◆ SUPPLIED TEXT
- Opening Delimiter -

Homosexuality

These days, the issue of homosexuality is constantly present in the media and our culture. As a result, many now accept the view that homosexual activity just as acceptable and natural as heterosexual activity.

But in spite of those Catholics who commit homosexual sins, the Church remains steadfast in her teaching: “You shall not lie with a male as with a woman; it is an abomination” (Leviticus 18:22).

While affirming the human dignity of homosexuals, men and women whom God loves and made in his image, the Church also affirms the reality that deliberate homosexual activity as gravely sinful. Homosexuality involves a violation of natural law. When we violate God’s laws, we violate our very humanity by misusing the faculties he entrusted us with, such as our sexuality and procreative abilities.

The Catechism explains, “Homosexuality refers to relations between men or between women who experience an exclusive or predominant sexual attraction toward persons of the same sex. It has taken a great variety of forms through the centuries and in different cultures. Its psychological genesis remains largely unexplained. Basing itself on Sacred Scripture, which presents homosexual acts as acts of grave depravity, tradition has always declared that ‘homosexual acts are intrinsically disordered.’ They are contrary to the natural law. They close the sexual act to the gift of life. They do not proceed from a genuine affective and sexual complementarity. Under no circumstances can they be approved” (CCC 2357).

In the Old Covenant, homosexual activity was punishable by death: “If a man lies with a male as with a woman, both of them have committed an abomination; they shall be put to death, their blood is upon them” (Leviticus 20:13). Thankfully, in the New Covenant, that punishment no longer applies, but the Church reminds us of the much worse eternal punishment that awaits those (whether homosexual or heterosexual) who refuse to repent and turn from their sins.

“We know that the judgment of God rightly falls upon those who do such things. Do you suppose, O man, that when you judge those who do such things and yet do them yourself, you will escape the judgment of God? Or do you presume upon the riches of his kindness and forbearance and patience? Do you not know that God’s kindness is meant to lead you to repentance? But by your hard and impenitent heart you are storing up wrath for yourself on the day of wrath when God’s righteous judgment will be revealed. For he will render to every man according to his works: to those who by patience in well-doing seek for glory and honor and immortality, he will give eternal life; but for those who are factious and do not obey the truth, but obey wickedness, there will be wrath and fury” (Romans 2:2-8).

- Closing Delimiter -

Answer these questions from the text on homosexuality above.
(a) Which verse is cited for the words "You shall not lie with a male as with a woman"?
(b) According to the Catechism passage quoted, what remains largely unexplained?
(c) Under the Old Covenant, what was the punishment for homosexual activity?

◆ SUPPLIED RECORDS
- Opening Delimiter -

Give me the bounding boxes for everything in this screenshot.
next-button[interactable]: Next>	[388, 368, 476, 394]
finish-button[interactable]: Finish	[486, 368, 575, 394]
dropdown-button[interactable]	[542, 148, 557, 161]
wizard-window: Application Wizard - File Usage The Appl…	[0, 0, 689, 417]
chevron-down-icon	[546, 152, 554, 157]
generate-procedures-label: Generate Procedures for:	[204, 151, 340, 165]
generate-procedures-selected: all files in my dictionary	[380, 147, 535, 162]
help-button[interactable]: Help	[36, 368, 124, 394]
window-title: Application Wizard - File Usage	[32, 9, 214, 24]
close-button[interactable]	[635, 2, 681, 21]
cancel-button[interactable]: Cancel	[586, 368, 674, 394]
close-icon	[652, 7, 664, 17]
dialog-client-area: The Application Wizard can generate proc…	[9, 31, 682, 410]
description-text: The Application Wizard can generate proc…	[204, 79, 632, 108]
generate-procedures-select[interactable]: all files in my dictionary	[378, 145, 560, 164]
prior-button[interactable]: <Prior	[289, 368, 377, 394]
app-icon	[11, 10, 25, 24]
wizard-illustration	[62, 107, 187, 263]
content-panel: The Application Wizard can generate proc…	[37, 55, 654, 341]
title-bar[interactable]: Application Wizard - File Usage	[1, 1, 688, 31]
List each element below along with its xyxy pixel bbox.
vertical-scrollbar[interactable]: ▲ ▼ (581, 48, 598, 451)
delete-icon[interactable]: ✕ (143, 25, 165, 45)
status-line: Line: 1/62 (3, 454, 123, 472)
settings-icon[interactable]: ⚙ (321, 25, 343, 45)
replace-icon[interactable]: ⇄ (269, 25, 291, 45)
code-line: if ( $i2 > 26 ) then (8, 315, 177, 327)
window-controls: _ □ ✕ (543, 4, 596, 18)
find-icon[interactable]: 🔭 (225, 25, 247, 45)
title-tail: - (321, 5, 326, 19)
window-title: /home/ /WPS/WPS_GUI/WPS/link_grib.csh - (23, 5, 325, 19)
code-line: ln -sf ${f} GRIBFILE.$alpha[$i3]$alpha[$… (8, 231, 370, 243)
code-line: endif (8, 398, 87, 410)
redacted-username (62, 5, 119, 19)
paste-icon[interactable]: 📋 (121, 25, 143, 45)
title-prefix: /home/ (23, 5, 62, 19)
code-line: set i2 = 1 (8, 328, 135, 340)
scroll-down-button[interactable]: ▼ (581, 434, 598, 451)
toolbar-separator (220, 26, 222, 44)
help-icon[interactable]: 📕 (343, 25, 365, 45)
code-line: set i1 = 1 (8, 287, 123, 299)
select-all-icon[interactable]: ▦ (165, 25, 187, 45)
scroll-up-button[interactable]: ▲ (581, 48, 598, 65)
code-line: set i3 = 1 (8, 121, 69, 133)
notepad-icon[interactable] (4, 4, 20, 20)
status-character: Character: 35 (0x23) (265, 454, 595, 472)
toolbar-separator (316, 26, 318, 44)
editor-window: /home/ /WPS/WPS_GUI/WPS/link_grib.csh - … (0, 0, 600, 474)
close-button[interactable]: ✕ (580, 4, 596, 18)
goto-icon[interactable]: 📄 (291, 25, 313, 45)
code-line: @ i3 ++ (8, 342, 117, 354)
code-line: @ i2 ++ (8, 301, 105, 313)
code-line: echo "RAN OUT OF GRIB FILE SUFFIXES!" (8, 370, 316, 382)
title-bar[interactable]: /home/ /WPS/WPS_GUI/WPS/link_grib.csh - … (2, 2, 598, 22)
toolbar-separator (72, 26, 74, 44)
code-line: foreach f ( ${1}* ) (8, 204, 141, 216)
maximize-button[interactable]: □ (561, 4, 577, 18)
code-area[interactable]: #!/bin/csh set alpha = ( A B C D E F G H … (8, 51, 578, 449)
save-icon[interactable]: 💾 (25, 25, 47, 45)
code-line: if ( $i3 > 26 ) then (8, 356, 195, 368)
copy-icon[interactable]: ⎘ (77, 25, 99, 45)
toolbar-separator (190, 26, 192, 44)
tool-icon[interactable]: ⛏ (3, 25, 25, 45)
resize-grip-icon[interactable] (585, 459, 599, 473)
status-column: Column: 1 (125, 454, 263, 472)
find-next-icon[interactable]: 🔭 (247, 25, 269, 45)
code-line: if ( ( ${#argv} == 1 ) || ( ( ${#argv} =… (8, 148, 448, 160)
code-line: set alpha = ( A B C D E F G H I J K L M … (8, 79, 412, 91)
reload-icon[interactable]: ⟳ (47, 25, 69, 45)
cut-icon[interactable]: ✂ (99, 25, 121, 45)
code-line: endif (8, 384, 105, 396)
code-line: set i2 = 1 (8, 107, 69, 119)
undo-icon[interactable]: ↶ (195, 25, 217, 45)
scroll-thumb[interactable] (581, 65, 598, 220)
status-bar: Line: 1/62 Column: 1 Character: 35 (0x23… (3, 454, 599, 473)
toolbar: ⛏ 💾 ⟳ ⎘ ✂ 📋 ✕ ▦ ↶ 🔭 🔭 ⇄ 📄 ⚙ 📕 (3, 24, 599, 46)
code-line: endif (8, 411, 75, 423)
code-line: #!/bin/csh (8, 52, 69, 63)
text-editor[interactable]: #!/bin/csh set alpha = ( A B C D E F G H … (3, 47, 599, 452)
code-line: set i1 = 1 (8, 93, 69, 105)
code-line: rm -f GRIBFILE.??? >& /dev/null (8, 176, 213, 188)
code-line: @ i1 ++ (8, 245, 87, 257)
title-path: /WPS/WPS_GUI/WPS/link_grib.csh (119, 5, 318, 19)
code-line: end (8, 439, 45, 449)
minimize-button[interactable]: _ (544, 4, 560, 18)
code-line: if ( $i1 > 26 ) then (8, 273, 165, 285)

- Closing Delimiter -

◆ EXERCISE SOLUTION
(a) Leviticus 18:22.
(b) The psychological genesis of homosexuality.
(c) Death.